* _Consigne écrite 1_
D'après l'extrait du document, quelle maison d'édition publie Aux antipodes ?
* _Consigne écrite 2_
Reproduisez sans rien changer le passage des rangées qui va de leur tout début jusqu'à la ligne contenant « table-cell-text: 3.224374 (76, 52, 142, 70) », les deux bornes comprises.

::: Extrait du document :::

Après Dessins d’ailleurs paru en 2010 (six années de voyages en Egypte, au Vietnam, au Costa Rica, au Canada, en Ecosse, au Maroc, en Croatie…), et Esprits d’ailleurs (dessins d’Afrique du Sud, de Tahiti, d’Algérie, de Suisse, du Japon, de l’Utah), les éditions La Table Ronde publient Aux antipodes du formidable coloriste et maître du fusain Jacques de Loustal.
Il s’agit cette fois de plus de deux cents dessins, d’huiles et d’aquarelles, inspirés de voyages dans quelques Finistères ou extrémités de notre globe terraqué, Terre de feu, Islande, Floride, Canaries, Brasilia, Les Pouilles, îles grecques…

C’est un bel ouvrage souple de format italien, conçu comme un calme devisement du monde.
« Dans la bibliothèque familiale, précise en préface Jacques de Loustal, étaient rangés, parmi de nombreux ouvrages ennuyeux, quelques livres de voyage d’un autre siècle, regorgeant de gravures exotiques et spectaculaires devant lesquelles je m’émerveillais, et qui m’ont donné aussi bien le goût du voyage que celui du dessin. »
On songe à Nicolas Bouvier penché sur ses atlas, et à tous les enfants fascinés par les couleurs et lignes de cartes de géographie, au refus de grandir bêtement avec les adultes.

Un village d’altitude protégé par quelque cordillère, un voilier mouillant dans une baie, le fusain saisit les vents et les sommets, les grandes solitudes et les pitons tropicaux.

::: Données :::

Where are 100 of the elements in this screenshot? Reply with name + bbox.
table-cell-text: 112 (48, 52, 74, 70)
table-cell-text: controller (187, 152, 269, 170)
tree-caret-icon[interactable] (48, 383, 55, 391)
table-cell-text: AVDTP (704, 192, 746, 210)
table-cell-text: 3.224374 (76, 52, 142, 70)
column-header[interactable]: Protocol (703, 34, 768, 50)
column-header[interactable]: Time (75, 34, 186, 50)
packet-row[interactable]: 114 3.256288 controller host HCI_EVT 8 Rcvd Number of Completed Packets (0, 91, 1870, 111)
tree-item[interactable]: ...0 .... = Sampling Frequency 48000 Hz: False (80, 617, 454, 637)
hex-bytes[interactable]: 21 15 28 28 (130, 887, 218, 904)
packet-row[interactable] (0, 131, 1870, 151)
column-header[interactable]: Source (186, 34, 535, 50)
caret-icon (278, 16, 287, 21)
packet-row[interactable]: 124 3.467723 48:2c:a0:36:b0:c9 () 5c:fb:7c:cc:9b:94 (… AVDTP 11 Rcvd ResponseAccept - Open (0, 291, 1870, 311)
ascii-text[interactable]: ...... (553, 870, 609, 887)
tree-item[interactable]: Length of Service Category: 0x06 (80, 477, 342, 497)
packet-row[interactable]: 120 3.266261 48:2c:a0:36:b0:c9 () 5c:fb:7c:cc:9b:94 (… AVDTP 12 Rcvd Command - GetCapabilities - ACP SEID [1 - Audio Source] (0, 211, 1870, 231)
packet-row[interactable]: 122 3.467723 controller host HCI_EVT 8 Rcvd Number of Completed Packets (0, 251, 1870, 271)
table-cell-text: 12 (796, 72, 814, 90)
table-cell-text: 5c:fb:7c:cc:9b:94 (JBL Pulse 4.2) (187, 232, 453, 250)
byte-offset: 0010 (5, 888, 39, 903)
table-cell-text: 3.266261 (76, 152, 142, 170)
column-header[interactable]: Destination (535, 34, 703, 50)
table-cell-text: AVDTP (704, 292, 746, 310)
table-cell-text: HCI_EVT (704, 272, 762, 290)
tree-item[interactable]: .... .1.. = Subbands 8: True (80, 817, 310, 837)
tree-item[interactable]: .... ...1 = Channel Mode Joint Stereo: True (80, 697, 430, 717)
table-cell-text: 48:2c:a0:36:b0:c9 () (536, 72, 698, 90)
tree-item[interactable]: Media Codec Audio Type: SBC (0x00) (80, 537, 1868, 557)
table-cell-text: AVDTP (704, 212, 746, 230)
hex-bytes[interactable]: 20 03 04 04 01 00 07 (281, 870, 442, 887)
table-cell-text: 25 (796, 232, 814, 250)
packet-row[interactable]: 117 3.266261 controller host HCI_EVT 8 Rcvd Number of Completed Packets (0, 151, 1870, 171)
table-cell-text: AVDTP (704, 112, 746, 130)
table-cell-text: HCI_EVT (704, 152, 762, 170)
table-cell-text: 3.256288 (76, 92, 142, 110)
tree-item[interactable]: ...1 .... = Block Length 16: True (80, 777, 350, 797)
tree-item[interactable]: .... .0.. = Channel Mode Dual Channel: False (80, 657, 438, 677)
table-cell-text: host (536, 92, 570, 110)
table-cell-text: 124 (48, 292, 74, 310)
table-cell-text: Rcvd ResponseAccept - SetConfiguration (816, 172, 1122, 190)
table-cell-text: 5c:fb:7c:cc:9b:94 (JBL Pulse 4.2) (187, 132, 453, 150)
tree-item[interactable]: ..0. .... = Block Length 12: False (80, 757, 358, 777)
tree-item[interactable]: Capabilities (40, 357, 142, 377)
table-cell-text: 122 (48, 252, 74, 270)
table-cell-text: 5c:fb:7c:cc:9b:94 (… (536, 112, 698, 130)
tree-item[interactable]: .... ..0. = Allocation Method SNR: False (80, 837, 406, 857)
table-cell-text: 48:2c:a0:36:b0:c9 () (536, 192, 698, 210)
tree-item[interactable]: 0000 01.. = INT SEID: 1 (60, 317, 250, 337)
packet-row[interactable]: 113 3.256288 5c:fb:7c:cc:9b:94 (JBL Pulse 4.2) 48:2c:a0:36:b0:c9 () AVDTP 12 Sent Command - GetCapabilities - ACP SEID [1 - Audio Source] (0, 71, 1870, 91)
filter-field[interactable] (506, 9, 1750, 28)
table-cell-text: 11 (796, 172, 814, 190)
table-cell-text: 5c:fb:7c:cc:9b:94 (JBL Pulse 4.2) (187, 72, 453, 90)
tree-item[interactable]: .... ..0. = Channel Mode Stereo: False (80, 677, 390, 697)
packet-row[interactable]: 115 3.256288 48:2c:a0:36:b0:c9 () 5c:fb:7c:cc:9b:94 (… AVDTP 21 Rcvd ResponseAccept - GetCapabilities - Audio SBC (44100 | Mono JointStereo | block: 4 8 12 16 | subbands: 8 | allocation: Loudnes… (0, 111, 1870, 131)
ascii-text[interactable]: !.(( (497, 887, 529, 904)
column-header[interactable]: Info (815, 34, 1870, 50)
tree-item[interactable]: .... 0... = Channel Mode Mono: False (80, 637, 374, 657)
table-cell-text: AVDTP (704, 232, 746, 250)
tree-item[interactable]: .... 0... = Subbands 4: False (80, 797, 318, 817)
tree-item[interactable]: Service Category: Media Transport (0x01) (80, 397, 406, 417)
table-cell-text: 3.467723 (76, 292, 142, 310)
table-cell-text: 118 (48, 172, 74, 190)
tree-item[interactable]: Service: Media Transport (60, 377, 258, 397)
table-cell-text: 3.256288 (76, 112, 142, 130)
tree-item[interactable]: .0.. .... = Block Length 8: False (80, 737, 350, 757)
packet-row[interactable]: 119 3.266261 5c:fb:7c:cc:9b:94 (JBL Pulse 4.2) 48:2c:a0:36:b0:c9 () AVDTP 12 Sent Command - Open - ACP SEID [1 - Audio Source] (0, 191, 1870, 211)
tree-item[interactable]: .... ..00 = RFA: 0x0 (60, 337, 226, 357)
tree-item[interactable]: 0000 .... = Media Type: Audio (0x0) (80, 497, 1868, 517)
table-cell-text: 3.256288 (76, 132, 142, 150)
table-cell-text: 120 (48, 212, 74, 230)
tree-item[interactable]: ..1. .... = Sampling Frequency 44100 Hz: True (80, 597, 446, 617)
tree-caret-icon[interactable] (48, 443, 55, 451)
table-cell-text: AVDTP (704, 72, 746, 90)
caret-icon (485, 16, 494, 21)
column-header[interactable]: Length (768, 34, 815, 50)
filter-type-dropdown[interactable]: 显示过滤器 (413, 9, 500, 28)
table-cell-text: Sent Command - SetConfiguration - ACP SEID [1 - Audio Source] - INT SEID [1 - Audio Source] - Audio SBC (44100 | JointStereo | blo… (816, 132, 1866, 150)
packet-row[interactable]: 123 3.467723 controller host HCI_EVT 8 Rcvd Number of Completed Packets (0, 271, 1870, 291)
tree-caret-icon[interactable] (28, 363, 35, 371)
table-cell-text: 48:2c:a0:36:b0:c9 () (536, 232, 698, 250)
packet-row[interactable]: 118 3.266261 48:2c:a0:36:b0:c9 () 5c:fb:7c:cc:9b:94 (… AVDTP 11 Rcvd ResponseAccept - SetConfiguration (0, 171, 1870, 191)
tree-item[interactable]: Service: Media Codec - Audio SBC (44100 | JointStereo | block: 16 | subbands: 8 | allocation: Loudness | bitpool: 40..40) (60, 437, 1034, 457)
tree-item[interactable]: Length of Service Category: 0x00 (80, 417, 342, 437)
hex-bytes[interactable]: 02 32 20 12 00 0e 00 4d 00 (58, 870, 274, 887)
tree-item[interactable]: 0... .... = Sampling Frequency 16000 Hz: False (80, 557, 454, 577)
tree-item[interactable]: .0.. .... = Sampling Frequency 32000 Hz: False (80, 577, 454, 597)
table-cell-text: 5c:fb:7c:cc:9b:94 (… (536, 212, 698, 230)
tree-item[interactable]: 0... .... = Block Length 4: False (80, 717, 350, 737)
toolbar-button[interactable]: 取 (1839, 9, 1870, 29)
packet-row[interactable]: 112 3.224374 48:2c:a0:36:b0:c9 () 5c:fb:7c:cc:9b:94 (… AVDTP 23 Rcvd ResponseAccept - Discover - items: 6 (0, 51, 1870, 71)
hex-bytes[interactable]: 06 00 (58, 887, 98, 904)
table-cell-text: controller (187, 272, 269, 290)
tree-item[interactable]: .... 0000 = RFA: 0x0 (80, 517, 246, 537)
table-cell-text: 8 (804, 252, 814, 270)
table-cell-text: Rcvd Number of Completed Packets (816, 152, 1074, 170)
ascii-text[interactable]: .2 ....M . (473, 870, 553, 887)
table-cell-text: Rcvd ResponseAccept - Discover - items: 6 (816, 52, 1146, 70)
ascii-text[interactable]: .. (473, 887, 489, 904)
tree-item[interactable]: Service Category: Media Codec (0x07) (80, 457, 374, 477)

:::

* _Corrigé 1_
Les éditions La Table Ronde.

* _Corrigé 2_
Where are 100 of the elements in this screenshot? Reply with name + bbox.
table-cell-text: 112 (48, 52, 74, 70)
table-cell-text: controller (187, 152, 269, 170)
tree-caret-icon[interactable] (48, 383, 55, 391)
table-cell-text: AVDTP (704, 192, 746, 210)
table-cell-text: 3.224374 (76, 52, 142, 70)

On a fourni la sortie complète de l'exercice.